Brief: Output all records precisely as written.

* BEGIN Record set *

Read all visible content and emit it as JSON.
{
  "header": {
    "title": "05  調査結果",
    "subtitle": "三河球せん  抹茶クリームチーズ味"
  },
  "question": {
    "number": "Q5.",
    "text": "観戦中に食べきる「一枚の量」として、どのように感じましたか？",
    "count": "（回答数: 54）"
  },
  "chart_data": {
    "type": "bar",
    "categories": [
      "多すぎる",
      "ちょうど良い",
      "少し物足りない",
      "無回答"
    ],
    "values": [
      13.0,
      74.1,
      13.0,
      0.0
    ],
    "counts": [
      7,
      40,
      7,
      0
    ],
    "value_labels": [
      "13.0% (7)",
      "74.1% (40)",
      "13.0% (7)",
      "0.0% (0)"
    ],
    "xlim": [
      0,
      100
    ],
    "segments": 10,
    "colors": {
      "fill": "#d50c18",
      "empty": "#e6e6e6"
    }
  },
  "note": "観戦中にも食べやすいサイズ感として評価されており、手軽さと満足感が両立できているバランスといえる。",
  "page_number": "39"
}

* END Record set *

Exercise answer:
Read all visible content and emit it as JSON.
{
  "header": {
    "title": "05  調査結果",
    "subtitle": "三河球せん  抹茶クリームチーズ味"
  },
  "question": {
    "number": "Q5.",
    "text": "観戦中に食べきる「一枚の量」として、どのように感じましたか？",
    "count": "（回答数: 54）"
  },
  "chart_data": {
    "type": "bar",
    "categories": [
      "多すぎる",
      "ちょうど良い",
      "少し物足りない",
      "無回答"
    ],
    "values": [
      13.0,
      74.1,
      13.0,
      0.0
    ],
    "counts": [
      7,
      40,
      7,
      0
    ],
    "value_labels": [
      "13.0% (7)",
      "74.1% (40)",
      "13.0% (7)",
      "0.0% (0)"
    ],
    "xlim": [
      0,
      100
    ],
    "segments": 10,
    "colors": {
      "fill": "#d50c18",
      "empty": "#e6e6e6"
    }
  },
  "note": "観戦中にも食べやすいサイズ感として評価されており、手軽さと満足感が両立できているバランスといえる。",
  "page_number": "39"
}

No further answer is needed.